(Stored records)

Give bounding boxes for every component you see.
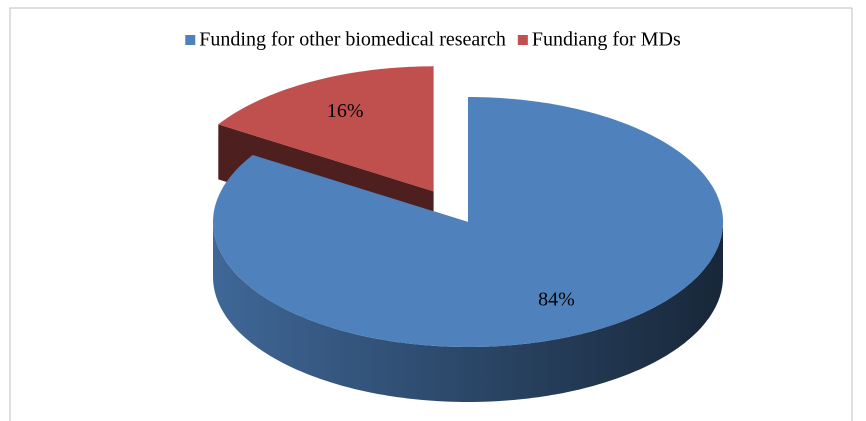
slice: [213, 97, 723, 347]
legend: Funding for other biomedical research Fun…: [185, 29, 681, 51]
data-label: 84%: [538, 288, 575, 310]
slice-side: [213, 222, 723, 402]
data-label: 16%: [327, 100, 364, 122]
chart-frame: [9, 7, 853, 421]
slice: [218, 66, 434, 192]
legend-swatch: [517, 35, 528, 45]
legend-label: Funding for other biomedical research: [199, 29, 506, 51]
legend-label: Fundiang for MDs: [532, 29, 681, 51]
legend-swatch: [185, 35, 196, 45]
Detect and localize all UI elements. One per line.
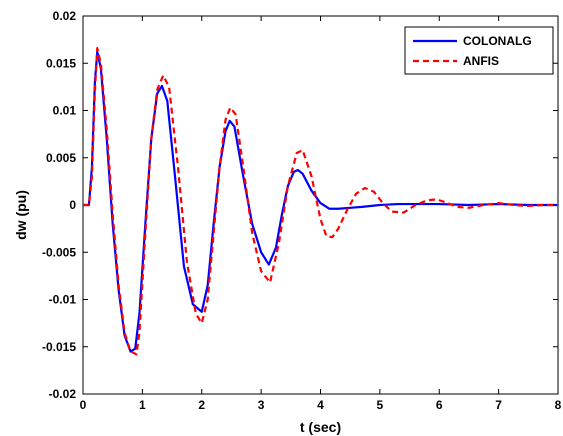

▶ _Exercise description_
Lay out every line of the entries above as a JSON list of strings, one string per line, skipping blank lines and leaving the pictures out.

▶ _Exercise solution_
[
  "Give bounding boxes for every component you see.",
  "slice: [213, 97, 723, 347]",
  "legend: Funding for other biomedical research Fun…: [185, 29, 681, 51]",
  "data-label: 84%: [538, 288, 575, 310]",
  "slice-side: [213, 222, 723, 402]",
  "data-label: 16%: [327, 100, 364, 122]",
  "chart-frame: [9, 7, 853, 421]",
  "slice: [218, 66, 434, 192]",
  "legend-swatch: [517, 35, 528, 45]",
  "legend-label: Funding for other biomedical research: [199, 29, 506, 51]",
  "legend-label: Fundiang for MDs: [532, 29, 681, 51]",
  "legend-swatch: [185, 35, 196, 45]",
  "Detect and localize all UI elements. One per line."
]